▼
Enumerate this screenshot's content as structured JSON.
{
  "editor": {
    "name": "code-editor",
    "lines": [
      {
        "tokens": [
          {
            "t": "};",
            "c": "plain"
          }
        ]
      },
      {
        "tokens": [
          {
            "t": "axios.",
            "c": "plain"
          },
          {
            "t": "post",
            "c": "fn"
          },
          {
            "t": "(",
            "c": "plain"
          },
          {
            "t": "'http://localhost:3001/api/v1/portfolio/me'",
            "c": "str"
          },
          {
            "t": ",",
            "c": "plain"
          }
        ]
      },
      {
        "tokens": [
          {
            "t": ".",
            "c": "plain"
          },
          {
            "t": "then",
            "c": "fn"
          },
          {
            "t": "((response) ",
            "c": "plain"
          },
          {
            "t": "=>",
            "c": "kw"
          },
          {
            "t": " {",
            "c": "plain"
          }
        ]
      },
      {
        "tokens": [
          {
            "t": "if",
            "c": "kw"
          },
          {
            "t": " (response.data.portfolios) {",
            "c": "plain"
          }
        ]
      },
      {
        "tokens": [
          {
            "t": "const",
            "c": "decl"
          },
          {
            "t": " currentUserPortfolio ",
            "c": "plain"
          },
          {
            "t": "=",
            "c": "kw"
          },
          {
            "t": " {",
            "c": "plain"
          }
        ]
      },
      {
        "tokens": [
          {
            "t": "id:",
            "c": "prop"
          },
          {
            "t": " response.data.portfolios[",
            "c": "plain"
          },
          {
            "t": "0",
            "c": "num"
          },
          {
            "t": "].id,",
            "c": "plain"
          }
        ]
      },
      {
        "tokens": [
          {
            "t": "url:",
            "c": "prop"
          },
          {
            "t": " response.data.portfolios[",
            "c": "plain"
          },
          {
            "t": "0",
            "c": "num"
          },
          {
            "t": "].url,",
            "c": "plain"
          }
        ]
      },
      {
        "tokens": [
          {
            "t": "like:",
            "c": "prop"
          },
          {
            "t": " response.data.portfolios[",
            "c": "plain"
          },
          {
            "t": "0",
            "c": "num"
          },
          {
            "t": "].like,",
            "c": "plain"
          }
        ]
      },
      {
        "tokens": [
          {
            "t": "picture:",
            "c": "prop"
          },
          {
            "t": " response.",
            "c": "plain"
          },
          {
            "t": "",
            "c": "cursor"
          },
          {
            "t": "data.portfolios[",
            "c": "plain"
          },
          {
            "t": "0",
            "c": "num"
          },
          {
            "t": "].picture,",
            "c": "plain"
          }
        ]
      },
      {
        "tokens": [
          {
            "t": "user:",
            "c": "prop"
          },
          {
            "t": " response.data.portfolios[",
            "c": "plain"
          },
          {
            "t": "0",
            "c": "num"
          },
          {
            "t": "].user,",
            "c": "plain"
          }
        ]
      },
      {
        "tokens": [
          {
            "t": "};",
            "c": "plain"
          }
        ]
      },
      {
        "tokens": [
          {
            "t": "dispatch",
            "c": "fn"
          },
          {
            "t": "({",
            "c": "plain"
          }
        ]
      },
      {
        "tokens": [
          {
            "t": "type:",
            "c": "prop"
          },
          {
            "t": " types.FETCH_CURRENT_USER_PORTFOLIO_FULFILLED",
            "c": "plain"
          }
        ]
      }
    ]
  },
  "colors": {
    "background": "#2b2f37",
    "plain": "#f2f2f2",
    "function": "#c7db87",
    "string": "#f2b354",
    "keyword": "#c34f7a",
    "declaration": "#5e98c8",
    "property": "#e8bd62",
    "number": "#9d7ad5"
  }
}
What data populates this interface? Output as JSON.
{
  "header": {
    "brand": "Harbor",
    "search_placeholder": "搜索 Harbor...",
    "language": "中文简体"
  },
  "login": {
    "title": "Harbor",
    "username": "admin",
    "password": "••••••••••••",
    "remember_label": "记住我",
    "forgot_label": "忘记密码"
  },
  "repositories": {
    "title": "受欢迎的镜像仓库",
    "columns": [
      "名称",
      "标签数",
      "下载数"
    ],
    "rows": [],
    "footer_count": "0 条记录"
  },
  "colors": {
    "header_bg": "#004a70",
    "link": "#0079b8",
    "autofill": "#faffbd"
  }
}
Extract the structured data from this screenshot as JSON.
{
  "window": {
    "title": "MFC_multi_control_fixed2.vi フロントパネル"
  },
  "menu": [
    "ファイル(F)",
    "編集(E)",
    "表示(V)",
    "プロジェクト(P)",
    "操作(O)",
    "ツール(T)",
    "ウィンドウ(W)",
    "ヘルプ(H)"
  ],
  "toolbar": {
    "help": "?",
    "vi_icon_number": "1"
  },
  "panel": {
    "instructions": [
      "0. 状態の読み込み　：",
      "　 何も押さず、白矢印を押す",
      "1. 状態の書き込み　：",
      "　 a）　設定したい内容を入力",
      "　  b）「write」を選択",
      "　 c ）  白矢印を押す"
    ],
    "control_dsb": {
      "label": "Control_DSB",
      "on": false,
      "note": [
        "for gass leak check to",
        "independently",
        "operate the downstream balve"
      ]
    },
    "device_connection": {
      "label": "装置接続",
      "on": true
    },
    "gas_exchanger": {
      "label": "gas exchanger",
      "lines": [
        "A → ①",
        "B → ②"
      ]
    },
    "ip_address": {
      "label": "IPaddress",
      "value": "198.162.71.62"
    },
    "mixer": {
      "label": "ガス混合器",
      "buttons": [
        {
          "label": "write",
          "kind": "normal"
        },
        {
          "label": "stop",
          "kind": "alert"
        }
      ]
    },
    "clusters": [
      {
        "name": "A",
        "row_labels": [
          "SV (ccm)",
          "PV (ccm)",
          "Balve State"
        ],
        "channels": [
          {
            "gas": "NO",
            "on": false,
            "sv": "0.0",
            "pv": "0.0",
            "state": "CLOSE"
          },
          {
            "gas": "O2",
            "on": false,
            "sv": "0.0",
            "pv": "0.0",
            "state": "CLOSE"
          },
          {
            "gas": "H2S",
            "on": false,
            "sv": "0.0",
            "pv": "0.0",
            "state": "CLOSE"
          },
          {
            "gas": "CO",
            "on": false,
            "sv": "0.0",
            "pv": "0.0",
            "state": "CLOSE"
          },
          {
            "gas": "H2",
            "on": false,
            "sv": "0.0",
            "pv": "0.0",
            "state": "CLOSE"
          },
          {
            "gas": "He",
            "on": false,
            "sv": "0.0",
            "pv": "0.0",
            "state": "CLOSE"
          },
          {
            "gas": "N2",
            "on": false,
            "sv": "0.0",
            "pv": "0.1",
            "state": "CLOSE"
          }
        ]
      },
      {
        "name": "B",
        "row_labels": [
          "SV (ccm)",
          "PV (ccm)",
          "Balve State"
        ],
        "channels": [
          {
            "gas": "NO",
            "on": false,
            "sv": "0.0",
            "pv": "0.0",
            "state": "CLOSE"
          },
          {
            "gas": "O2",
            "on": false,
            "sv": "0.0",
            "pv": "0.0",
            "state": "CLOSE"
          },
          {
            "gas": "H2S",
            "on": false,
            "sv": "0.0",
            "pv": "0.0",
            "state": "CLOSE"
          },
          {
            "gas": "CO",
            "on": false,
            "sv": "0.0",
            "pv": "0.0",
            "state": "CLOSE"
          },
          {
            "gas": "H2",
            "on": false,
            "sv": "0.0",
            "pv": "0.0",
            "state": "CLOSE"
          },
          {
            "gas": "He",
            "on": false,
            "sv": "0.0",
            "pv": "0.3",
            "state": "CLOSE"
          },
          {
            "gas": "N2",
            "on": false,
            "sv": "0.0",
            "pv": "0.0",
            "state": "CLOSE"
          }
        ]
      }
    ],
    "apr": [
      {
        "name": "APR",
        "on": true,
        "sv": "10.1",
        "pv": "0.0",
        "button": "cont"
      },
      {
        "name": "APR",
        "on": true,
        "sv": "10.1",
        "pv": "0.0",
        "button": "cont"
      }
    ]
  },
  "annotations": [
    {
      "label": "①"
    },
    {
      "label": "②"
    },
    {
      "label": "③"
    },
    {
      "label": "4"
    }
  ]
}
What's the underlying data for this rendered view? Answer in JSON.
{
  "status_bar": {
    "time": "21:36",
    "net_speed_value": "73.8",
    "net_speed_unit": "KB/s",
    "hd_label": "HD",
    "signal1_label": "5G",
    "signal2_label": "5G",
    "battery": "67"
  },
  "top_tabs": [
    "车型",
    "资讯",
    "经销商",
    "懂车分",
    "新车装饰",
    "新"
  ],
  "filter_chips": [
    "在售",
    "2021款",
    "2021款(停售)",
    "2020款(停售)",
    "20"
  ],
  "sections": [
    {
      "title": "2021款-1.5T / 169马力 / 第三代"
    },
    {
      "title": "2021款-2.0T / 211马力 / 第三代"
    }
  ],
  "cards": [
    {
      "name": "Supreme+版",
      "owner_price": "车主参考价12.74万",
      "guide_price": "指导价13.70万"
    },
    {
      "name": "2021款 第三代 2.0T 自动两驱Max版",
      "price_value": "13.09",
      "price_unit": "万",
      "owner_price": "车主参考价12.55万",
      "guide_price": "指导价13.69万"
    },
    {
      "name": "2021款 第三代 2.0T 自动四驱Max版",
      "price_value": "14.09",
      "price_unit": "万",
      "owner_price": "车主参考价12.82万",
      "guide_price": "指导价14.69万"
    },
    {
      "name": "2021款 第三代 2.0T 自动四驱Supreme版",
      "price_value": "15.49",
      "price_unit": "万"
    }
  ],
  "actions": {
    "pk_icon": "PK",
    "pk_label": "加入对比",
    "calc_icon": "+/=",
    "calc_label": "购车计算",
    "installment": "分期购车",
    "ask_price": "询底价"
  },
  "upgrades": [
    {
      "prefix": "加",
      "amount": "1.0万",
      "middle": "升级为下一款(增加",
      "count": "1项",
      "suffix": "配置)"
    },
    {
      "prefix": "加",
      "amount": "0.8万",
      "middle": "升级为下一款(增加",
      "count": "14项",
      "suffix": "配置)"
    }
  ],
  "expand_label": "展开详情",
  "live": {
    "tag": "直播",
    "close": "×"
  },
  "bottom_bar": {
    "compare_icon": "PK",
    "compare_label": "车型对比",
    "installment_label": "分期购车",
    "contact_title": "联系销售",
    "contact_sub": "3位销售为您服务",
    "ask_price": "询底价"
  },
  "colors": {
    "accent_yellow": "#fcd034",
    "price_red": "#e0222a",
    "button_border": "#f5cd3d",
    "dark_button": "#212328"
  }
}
▲
## What is needed
Give back exactly the lines from the line holding "What's the underlying" through the last line of the listing, including both.

## Task solution
What's the underlying data for this rendered view? Answer in JSON.
{
  "status_bar": {
    "time": "21:36",
    "net_speed_value": "73.8",
    "net_speed_unit": "KB/s",
    "hd_label": "HD",
    "signal1_label": "5G",
    "signal2_label": "5G",
    "battery": "67"
  },
  "top_tabs": [
    "车型",
    "资讯",
    "经销商",
    "懂车分",
    "新车装饰",
    "新"
  ],
  "filter_chips": [
    "在售",
    "2021款",
    "2021款(停售)",
    "2020款(停售)",
    "20"
  ],
  "sections": [
    {
      "title": "2021款-1.5T / 169马力 / 第三代"
    },
    {
      "title": "2021款-2.0T / 211马力 / 第三代"
    }
  ],
  "cards": [
    {
      "name": "Supreme+版",
      "owner_price": "车主参考价12.74万",
      "guide_price": "指导价13.70万"
    },
    {
      "name": "2021款 第三代 2.0T 自动两驱Max版",
      "price_value": "13.09",
      "price_unit": "万",
      "owner_price": "车主参考价12.55万",
      "guide_price": "指导价13.69万"
    },
    {
      "name": "2021款 第三代 2.0T 自动四驱Max版",
      "price_value": "14.09",
      "price_unit": "万",
      "owner_price": "车主参考价12.82万",
      "guide_price": "指导价14.69万"
    },
    {
      "name": "2021款 第三代 2.0T 自动四驱Supreme版",
      "price_value": "15.49",
      "price_unit": "万"
    }
  ],
  "actions": {
    "pk_icon": "PK",
    "pk_label": "加入对比",
    "calc_icon": "+/=",
    "calc_label": "购车计算",
    "installment": "分期购车",
    "ask_price": "询底价"
  },
  "upgrades": [
    {
      "prefix": "加",
      "amount": "1.0万",
      "middle": "升级为下一款(增加",
      "count": "1项",
      "suffix": "配置)"
    },
    {
      "prefix": "加",
      "amount": "0.8万",
      "middle": "升级为下一款(增加",
      "count": "14项",
      "suffix": "配置)"
    }
  ],
  "expand_label": "展开详情",
  "live": {
    "tag": "直播",
    "close": "×"
  },
  "bottom_bar": {
    "compare_icon": "PK",
    "compare_label": "车型对比",
    "installment_label": "分期购车",
    "contact_title": "联系销售",
    "contact_sub": "3位销售为您服务",
    "ask_price": "询底价"
  },
  "colors": {
    "accent_yellow": "#fcd034",
    "price_red": "#e0222a",
    "button_border": "#f5cd3d",
    "dark_button": "#212328"
  }
}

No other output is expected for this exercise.